#### What is asked:
Return every entry exactly as written.

─── Task input ───

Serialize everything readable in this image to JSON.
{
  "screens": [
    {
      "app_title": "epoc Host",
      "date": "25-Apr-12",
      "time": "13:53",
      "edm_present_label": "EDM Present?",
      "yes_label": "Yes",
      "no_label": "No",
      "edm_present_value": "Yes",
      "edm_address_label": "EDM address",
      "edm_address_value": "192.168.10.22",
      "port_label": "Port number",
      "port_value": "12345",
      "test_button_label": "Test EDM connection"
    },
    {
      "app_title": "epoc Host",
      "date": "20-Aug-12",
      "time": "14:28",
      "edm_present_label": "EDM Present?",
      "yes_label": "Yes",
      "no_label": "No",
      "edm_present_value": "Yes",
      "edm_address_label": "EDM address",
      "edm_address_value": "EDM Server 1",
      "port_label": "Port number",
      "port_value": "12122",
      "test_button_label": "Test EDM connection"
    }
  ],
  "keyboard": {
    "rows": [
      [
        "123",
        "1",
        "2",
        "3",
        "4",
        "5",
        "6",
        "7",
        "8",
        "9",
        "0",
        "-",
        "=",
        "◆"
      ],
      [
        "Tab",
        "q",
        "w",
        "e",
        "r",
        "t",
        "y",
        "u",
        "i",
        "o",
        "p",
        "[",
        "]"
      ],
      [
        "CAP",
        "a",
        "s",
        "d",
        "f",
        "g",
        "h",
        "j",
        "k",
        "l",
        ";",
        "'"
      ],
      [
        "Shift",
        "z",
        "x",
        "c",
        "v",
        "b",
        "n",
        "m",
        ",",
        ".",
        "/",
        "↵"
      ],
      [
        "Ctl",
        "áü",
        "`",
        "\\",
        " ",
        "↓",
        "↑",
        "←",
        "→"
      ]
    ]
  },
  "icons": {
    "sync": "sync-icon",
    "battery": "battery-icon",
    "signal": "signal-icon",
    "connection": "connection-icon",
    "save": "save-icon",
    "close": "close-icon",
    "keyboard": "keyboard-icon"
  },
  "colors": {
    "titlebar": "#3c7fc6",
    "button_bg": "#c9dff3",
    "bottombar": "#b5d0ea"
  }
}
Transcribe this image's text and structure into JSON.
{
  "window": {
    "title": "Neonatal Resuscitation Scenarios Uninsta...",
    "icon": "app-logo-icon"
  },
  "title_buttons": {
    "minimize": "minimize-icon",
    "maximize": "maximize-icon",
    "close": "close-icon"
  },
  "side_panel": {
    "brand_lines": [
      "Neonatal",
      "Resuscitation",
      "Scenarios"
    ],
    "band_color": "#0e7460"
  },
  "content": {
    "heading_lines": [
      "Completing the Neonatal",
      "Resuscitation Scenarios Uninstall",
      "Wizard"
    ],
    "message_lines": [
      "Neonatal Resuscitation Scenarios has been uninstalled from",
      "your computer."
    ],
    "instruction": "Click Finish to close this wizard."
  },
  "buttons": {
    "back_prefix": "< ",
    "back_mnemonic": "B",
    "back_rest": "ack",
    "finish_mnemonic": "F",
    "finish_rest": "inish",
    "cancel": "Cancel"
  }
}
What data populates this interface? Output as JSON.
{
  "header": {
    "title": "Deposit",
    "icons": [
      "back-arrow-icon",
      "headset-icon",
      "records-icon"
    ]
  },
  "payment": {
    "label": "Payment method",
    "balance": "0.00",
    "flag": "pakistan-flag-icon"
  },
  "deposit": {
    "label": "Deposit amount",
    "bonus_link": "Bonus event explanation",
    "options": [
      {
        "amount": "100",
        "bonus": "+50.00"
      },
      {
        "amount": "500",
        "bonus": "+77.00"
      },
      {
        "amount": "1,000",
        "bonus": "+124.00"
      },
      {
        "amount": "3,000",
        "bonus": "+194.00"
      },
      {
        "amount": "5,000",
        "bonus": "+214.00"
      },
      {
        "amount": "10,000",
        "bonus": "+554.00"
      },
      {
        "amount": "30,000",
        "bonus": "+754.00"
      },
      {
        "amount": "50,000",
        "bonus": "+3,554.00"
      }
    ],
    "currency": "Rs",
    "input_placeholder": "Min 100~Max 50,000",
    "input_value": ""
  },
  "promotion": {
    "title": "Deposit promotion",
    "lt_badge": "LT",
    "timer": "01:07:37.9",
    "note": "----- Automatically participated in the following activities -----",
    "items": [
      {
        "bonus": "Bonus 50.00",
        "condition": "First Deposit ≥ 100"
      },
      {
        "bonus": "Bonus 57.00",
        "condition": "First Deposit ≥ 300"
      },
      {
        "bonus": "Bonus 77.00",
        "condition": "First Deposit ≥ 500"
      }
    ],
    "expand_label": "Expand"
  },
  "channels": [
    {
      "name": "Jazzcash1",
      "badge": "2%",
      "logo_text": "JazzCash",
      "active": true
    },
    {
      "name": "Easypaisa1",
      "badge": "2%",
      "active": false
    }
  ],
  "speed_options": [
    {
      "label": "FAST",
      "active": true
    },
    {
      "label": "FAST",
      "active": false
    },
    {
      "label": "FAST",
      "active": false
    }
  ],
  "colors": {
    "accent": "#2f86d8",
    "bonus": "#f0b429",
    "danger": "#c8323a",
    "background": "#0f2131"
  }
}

───

#### Answer to this task:
Serialize everything readable in this image to JSON.
{
  "screens": [
    {
      "app_title": "epoc Host",
      "date": "25-Apr-12",
      "time": "13:53",
      "edm_present_label": "EDM Present?",
      "yes_label": "Yes",
      "no_label": "No",
      "edm_present_value": "Yes",
      "edm_address_label": "EDM address",
      "edm_address_value": "192.168.10.22",
      "port_label": "Port number",
      "port_value": "12345",
      "test_button_label": "Test EDM connection"
    },
    {
      "app_title": "epoc Host",
      "date": "20-Aug-12",
      "time": "14:28",
      "edm_present_label": "EDM Present?",
      "yes_label": "Yes",
      "no_label": "No",
      "edm_present_value": "Yes",
      "edm_address_label": "EDM address",
      "edm_address_value": "EDM Server 1",
      "port_label": "Port number",
      "port_value": "12122",
      "test_button_label": "Test EDM connection"
    }
  ],
  "keyboard": {
    "rows": [
      [
        "123",
        "1",
        "2",
        "3",
        "4",
        "5",
        "6",
        "7",
        "8",
        "9",
        "0",
        "-",
        "=",
        "◆"
      ],
      [
        "Tab",
        "q",
        "w",
        "e",
        "r",
        "t",
        "y",
        "u",
        "i",
        "o",
        "p",
        "[",
        "]"
      ],
      [
        "CAP",
        "a",
        "s",
        "d",
        "f",
        "g",
        "h",
        "j",
        "k",
        "l",
        ";",
        "'"
      ],
      [
        "Shift",
        "z",
        "x",
        "c",
        "v",
        "b",
        "n",
        "m",
        ",",
        ".",
        "/",
        "↵"
      ],
      [
        "Ctl",
        "áü",
        "`",
        "\\",
        " ",
        "↓",
        "↑",
        "←",
        "→"
      ]
    ]
  },
  "icons": {
    "sync": "sync-icon",
    "battery": "battery-icon",
    "signal": "signal-icon",
    "connection": "connection-icon",
    "save": "save-icon",
    "close": "close-icon",
    "keyboard": "keyboard-icon"
  },
  "colors": {
    "titlebar": "#3c7fc6",
    "button_bg": "#c9dff3",
    "bottombar": "#b5d0ea"
  }
}
Transcribe this image's text and structure into JSON.
{
  "window": {
    "title": "Neonatal Resuscitation Scenarios Uninsta...",
    "icon": "app-logo-icon"
  },
  "title_buttons": {
    "minimize": "minimize-icon",
    "maximize": "maximize-icon",
    "close": "close-icon"
  },
  "side_panel": {
    "brand_lines": [
      "Neonatal",
      "Resuscitation",
      "Scenarios"
    ],
    "band_color": "#0e7460"
  },
  "content": {
    "heading_lines": [
      "Completing the Neonatal",
      "Resuscitation Scenarios Uninstall",
      "Wizard"
    ],
    "message_lines": [
      "Neonatal Resuscitation Scenarios has been uninstalled from",
      "your computer."
    ],
    "instruction": "Click Finish to close this wizard."
  },
  "buttons": {
    "back_prefix": "< ",
    "back_mnemonic": "B",
    "back_rest": "ack",
    "finish_mnemonic": "F",
    "finish_rest": "inish",
    "cancel": "Cancel"
  }
}
What data populates this interface? Output as JSON.
{
  "header": {
    "title": "Deposit",
    "icons": [
      "back-arrow-icon",
      "headset-icon",
      "records-icon"
    ]
  },
  "payment": {
    "label": "Payment method",
    "balance": "0.00",
    "flag": "pakistan-flag-icon"
  },
  "deposit": {
    "label": "Deposit amount",
    "bonus_link": "Bonus event explanation",
    "options": [
      {
        "amount": "100",
        "bonus": "+50.00"
      },
      {
        "amount": "500",
        "bonus": "+77.00"
      },
      {
        "amount": "1,000",
        "bonus": "+124.00"
      },
      {
        "amount": "3,000",
        "bonus": "+194.00"
      },
      {
        "amount": "5,000",
        "bonus": "+214.00"
      },
      {
        "amount": "10,000",
        "bonus": "+554.00"
      },
      {
        "amount": "30,000",
        "bonus": "+754.00"
      },
      {
        "amount": "50,000",
        "bonus": "+3,554.00"
      }
    ],
    "currency": "Rs",
    "input_placeholder": "Min 100~Max 50,000",
    "input_value": ""
  },
  "promotion": {
    "title": "Deposit promotion",
    "lt_badge": "LT",
    "timer": "01:07:37.9",
    "note": "----- Automatically participated in the following activities -----",
    "items": [
      {
        "bonus": "Bonus 50.00",
        "condition": "First Deposit ≥ 100"
      },
      {
        "bonus": "Bonus 57.00",
        "condition": "First Deposit ≥ 300"
      },
      {
        "bonus": "Bonus 77.00",
        "condition": "First Deposit ≥ 500"
      }
    ],
    "expand_label": "Expand"
  },
  "channels": [
    {
      "name": "Jazzcash1",
      "badge": "2%",
      "logo_text": "JazzCash",
      "active": true
    },
    {
      "name": "Easypaisa1",
      "badge": "2%",
      "active": false
    }
  ],
  "speed_options": [
    {
      "label": "FAST",
      "active": true
    },
    {
      "label": "FAST",
      "active": false
    },
    {
      "label": "FAST",
      "active": false
    }
  ],
  "colors": {
    "accent": "#2f86d8",
    "bonus": "#f0b429",
    "danger": "#c8323a",
    "background": "#0f2131"
  }
}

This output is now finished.